Please transcribe all of the material below word for word, changing nothing.

Source data
+--

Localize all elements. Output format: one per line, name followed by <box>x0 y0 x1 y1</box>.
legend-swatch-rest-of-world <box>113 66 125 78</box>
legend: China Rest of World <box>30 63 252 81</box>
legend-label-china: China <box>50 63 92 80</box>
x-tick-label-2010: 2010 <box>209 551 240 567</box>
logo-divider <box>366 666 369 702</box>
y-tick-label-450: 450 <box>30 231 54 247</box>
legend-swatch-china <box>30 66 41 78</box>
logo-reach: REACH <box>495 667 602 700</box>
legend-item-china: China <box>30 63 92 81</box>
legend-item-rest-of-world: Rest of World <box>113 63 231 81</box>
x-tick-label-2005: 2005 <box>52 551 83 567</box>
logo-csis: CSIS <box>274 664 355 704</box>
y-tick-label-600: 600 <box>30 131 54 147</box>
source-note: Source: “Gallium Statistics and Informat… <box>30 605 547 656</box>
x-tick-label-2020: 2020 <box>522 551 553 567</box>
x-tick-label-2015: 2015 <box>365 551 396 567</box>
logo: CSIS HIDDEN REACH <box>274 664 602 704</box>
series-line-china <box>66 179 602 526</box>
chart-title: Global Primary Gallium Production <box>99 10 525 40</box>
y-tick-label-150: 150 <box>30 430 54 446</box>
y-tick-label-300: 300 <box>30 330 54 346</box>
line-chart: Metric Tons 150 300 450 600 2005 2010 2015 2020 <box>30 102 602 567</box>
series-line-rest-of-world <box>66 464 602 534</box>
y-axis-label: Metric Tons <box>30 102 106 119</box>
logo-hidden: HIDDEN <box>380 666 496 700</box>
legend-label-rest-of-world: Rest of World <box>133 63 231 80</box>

+--

▶ _Result below_
Localize all elements. Output format: one per line, name followed by <box>x0 y0 x1 y1</box>.
legend-swatch-rest-of-world <box>113 66 125 78</box>
legend: China Rest of World <box>30 63 252 81</box>
legend-label-china: China <box>50 63 92 80</box>
x-tick-label-2010: 2010 <box>209 551 240 567</box>
logo-divider <box>366 666 369 702</box>
y-tick-label-450: 450 <box>30 231 54 247</box>
legend-swatch-china <box>30 66 41 78</box>
logo-reach: REACH <box>495 667 602 700</box>
legend-item-china: China <box>30 63 92 81</box>
legend-item-rest-of-world: Rest of World <box>113 63 231 81</box>
x-tick-label-2005: 2005 <box>52 551 83 567</box>
logo-csis: CSIS <box>274 664 355 704</box>
y-tick-label-600: 600 <box>30 131 54 147</box>
source-note: Source: “Gallium Statistics and Informat… <box>30 605 547 656</box>
x-tick-label-2020: 2020 <box>522 551 553 567</box>
x-tick-label-2015: 2015 <box>365 551 396 567</box>
logo: CSIS HIDDEN REACH <box>274 664 602 704</box>
series-line-china <box>66 179 602 526</box>
chart-title: Global Primary Gallium Production <box>99 10 525 40</box>
y-tick-label-150: 150 <box>30 430 54 446</box>
y-tick-label-300: 300 <box>30 330 54 346</box>
line-chart: Metric Tons 150 300 450 600 2005 2010 2015 2020 <box>30 102 602 567</box>
series-line-rest-of-world <box>66 464 602 534</box>
y-axis-label: Metric Tons <box>30 102 106 119</box>
logo-hidden: HIDDEN <box>380 666 496 700</box>
legend-label-rest-of-world: Rest of World <box>133 63 231 80</box>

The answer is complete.